_WHAT THE TASK REQUIRES_.
Please copy every line of the data in which the string "icon" appears.

_MATERIAL PROVIDED_.
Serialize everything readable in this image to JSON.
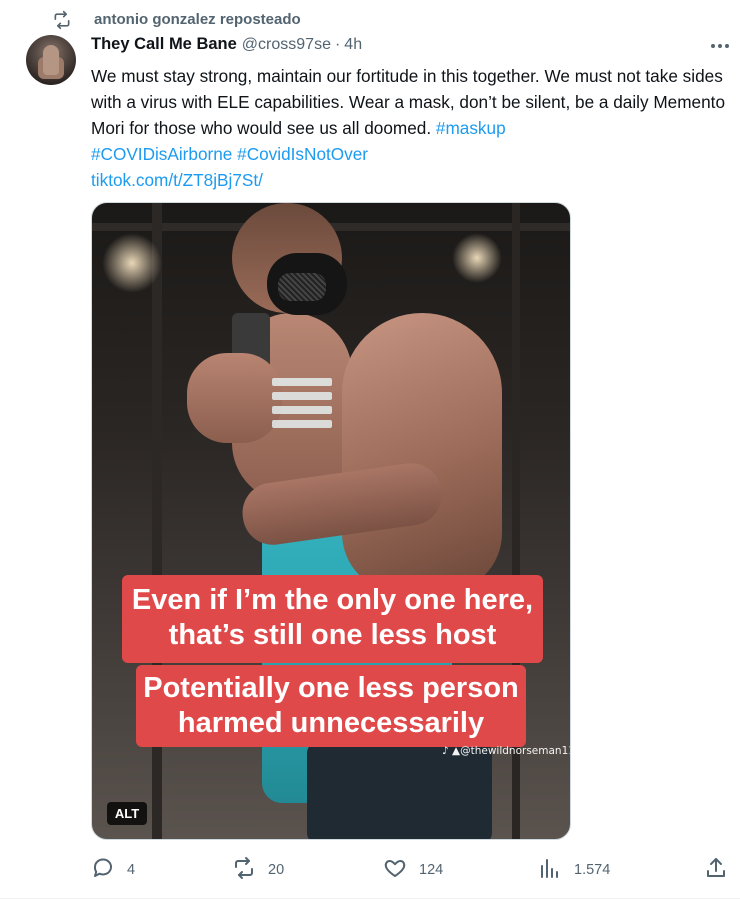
{
  "repost": {
    "label": "antonio gonzalez reposteado",
    "icon": "repost-icon"
  },
  "author": {
    "name": "They Call Me Bane",
    "handle": "@cross97se",
    "separator": "·",
    "time": "4h"
  },
  "more_icon": "more-icon",
  "body": {
    "text": "We must stay strong, maintain our fortitude in this together. We must not take sides with a virus with ELE capabilities. Wear a mask, don’t be silent, be a daily Memento Mori for those who would see us all doomed.",
    "hashtags": [
      "#maskup",
      "#COVIDisAirborne",
      "#CovidIsNotOver"
    ],
    "link": "tiktok.com/t/ZT8jBj7St/"
  },
  "media": {
    "caption_line1": "Even if I’m the only one here,",
    "caption_line2": "that’s still one less host",
    "caption_line3": "Potentially one less person",
    "caption_line4": "harmed unnecessarily",
    "watermark": "♪ ▲@thewildnorseman11",
    "alt_badge": "ALT"
  },
  "actions": {
    "reply": {
      "icon": "reply-icon",
      "count": "4"
    },
    "repost": {
      "icon": "repost-icon",
      "count": "20"
    },
    "like": {
      "icon": "heart-icon",
      "count": "124"
    },
    "views": {
      "icon": "views-icon",
      "count": "1.574"
    },
    "share": {
      "icon": "share-icon"
    }
  },
  "colors": {
    "accent": "#1d9bf0",
    "muted": "#536471",
    "text": "#0f1419",
    "caption_bg": "#e0494a",
    "shirt": "#35b5c1"
  }
}
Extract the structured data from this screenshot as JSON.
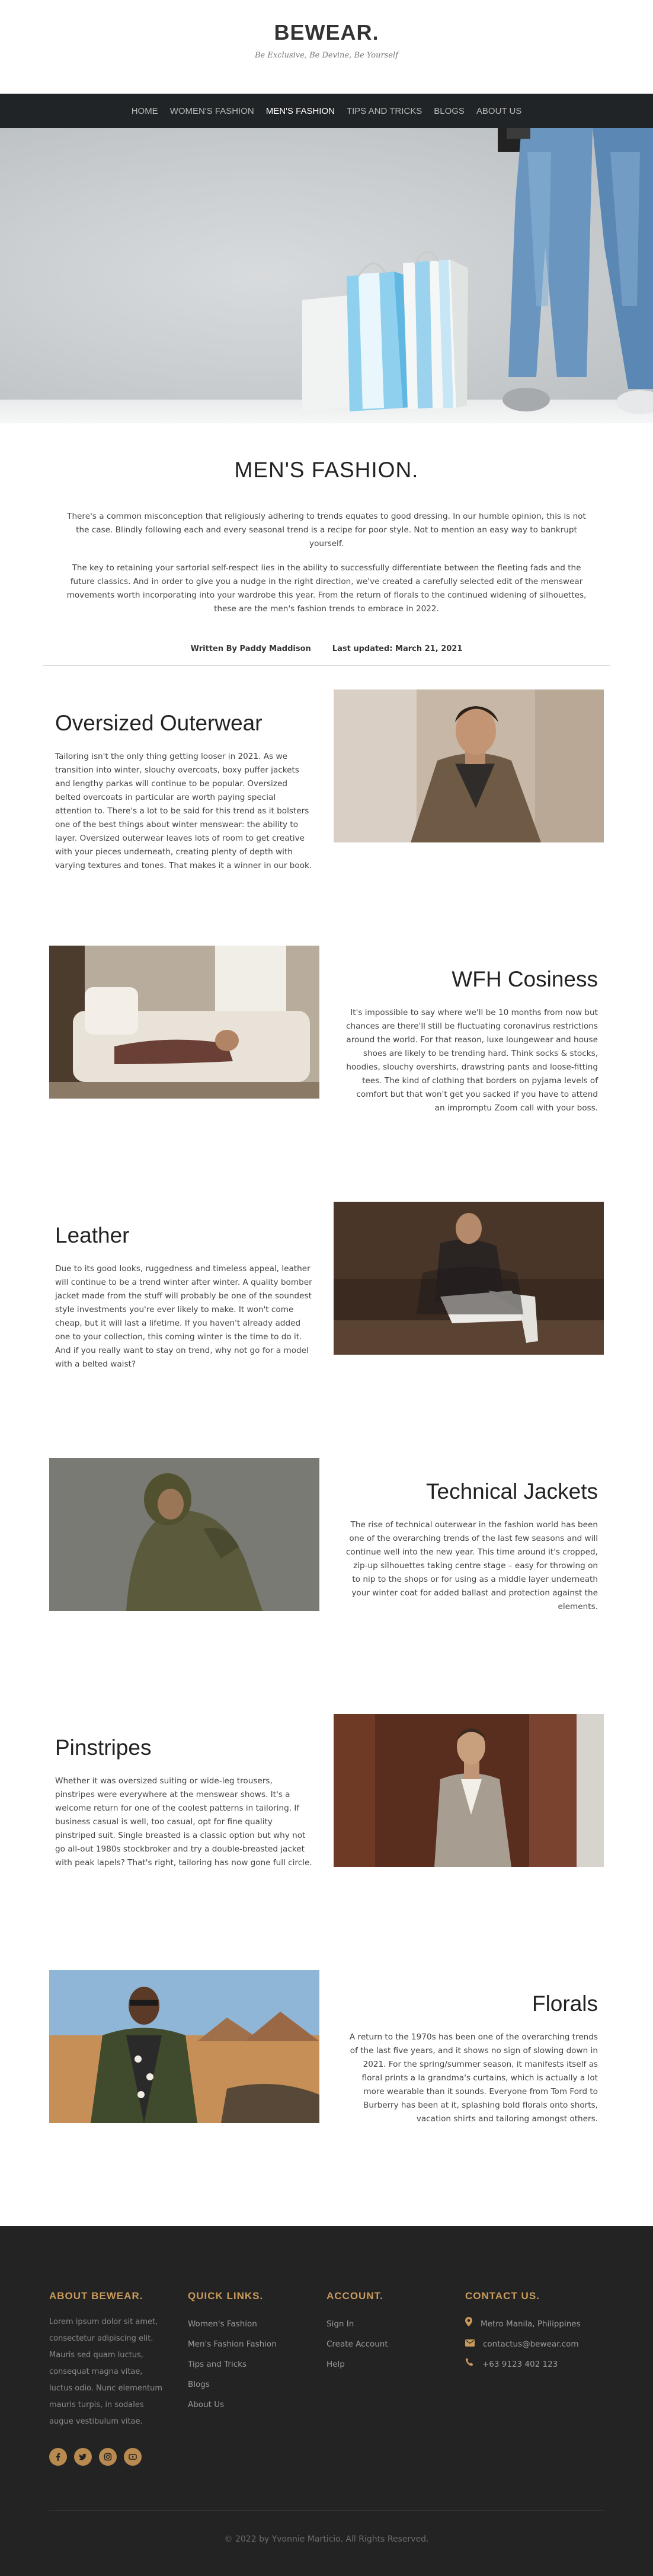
{
  "header": {
    "brand": "BEWEAR.",
    "tagline": "Be Exclusive, Be Devine, Be Yourself"
  },
  "nav": {
    "items": [
      {
        "label": "HOME"
      },
      {
        "label": "WOMEN'S FASHION"
      },
      {
        "label": "MEN'S FASHION"
      },
      {
        "label": "TIPS AND TRICKS"
      },
      {
        "label": "BLOGS"
      },
      {
        "label": "ABOUT US"
      }
    ],
    "active": "MEN'S FASHION"
  },
  "intro": {
    "title": "MEN'S FASHION.",
    "paragraph1": "There's a common misconception that religiously adhering to trends equates to good dressing. In our humble opinion, this is not the case. Blindly following each and every seasonal trend is a recipe for poor style. Not to mention an easy way to bankrupt yourself.",
    "paragraph2": "The key to retaining your sartorial self-respect lies in the ability to successfully differentiate between the fleeting fads and the future classics. And in order to give you a nudge in the right direction, we've created a carefully selected edit of the menswear movements worth incorporating into your wardrobe this year. From the return of florals to the continued widening of silhouettes, these are the men's fashion trends to embrace in 2022.",
    "author": "Written By Paddy Maddison",
    "updated": "Last updated: March 21, 2021"
  },
  "articles": [
    {
      "title": "Oversized Outerwear",
      "body": "Tailoring isn't the only thing getting looser in 2021. As we transition into winter, slouchy overcoats, boxy puffer jackets and lengthy parkas will continue to be popular. Oversized belted overcoats in particular are worth paying special attention to. There's a lot to be said for this trend as it bolsters one of the best things about winter menswear: the ability to layer. Oversized outerwear leaves lots of room to get creative with your pieces underneath, creating plenty of depth with varying textures and tones. That makes it a winner in our book."
    },
    {
      "title": "WFH Cosiness",
      "body": "It's impossible to say where we'll be 10 months from now but chances are there'll still be fluctuating coronavirus restrictions around the world. For that reason, luxe loungewear and house shoes are likely to be trending hard. Think socks & stocks, hoodies, slouchy overshirts, drawstring pants and loose-fitting tees. The kind of clothing that borders on pyjama levels of comfort but that won't get you sacked if you have to attend an impromptu Zoom call with your boss."
    },
    {
      "title": "Leather",
      "body": "Due to its good looks, ruggedness and timeless appeal, leather will continue to be a trend winter after winter. A quality bomber jacket made from the stuff will probably be one of the soundest style investments you're ever likely to make. It won't come cheap, but it will last a lifetime. If you haven't already added one to your collection, this coming winter is the time to do it. And if you really want to stay on trend, why not go for a model with a belted waist?"
    },
    {
      "title": "Technical Jackets",
      "body": "The rise of technical outerwear in the fashion world has been one of the overarching trends of the last few seasons and will continue well into the new year. This time around it's cropped, zip-up silhouettes taking centre stage – easy for throwing on to nip to the shops or for using as a middle layer underneath your winter coat for added ballast and protection against the elements."
    },
    {
      "title": "Pinstripes",
      "body": "Whether it was oversized suiting or wide-leg trousers, pinstripes were everywhere at the menswear shows. It's a welcome return for one of the coolest patterns in tailoring. If business casual is well, too casual, opt for fine quality pinstriped suit. Single breasted is a classic option but why not go all-out 1980s stockbroker and try a double-breasted jacket with peak lapels? That's right, tailoring has now gone full circle."
    },
    {
      "title": "Florals",
      "body": "A return to the 1970s has been one of the overarching trends of the last five years, and it shows no sign of slowing down in 2021. For the spring/summer season, it manifests itself as floral prints a la grandma's curtains, which is actually a lot more wearable than it sounds. Everyone from Tom Ford to Burberry has been at it, splashing bold florals onto shorts, vacation shirts and tailoring amongst others."
    }
  ],
  "footer": {
    "about_heading": "ABOUT BEWEAR.",
    "about_text": "Lorem ipsum dolor sit amet, consectetur adipiscing elit. Mauris sed quam luctus, consequat magna vitae, luctus odio. Nunc elementum mauris turpis, in sodales augue vestibulum vitae.",
    "quick_heading": "QUICK LINKS.",
    "quick_links": [
      "Women's Fashion",
      "Men's Fashion Fashion",
      "Tips and Tricks",
      "Blogs",
      "About Us"
    ],
    "account_heading": "ACCOUNT.",
    "account_links": [
      "Sign In",
      "Create Account",
      "Help"
    ],
    "contact_heading": "CONTACT US.",
    "contact": {
      "location": "Metro Manila, Philippines",
      "email": "contactus@bewear.com",
      "phone": "+63 9123 402 123"
    },
    "socials": [
      "facebook-icon",
      "twitter-icon",
      "instagram-icon",
      "youtube-icon"
    ],
    "copyright": "© 2022 by Yvonnie Marticio. All Rights Reserved."
  },
  "colors": {
    "nav_bg": "#212426",
    "footer_bg": "#232323",
    "accent": "#c99a5a"
  }
}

_TASK OUTPUT_.
    "icon": "repost-icon"
  "more_icon": "more-icon",
      "icon": "reply-icon",
      "icon": "repost-icon",
      "icon": "heart-icon",
      "icon": "views-icon",
      "icon": "share-icon"
      "facebook-icon",
      "twitter-icon",
      "instagram-icon",
      "youtube-icon"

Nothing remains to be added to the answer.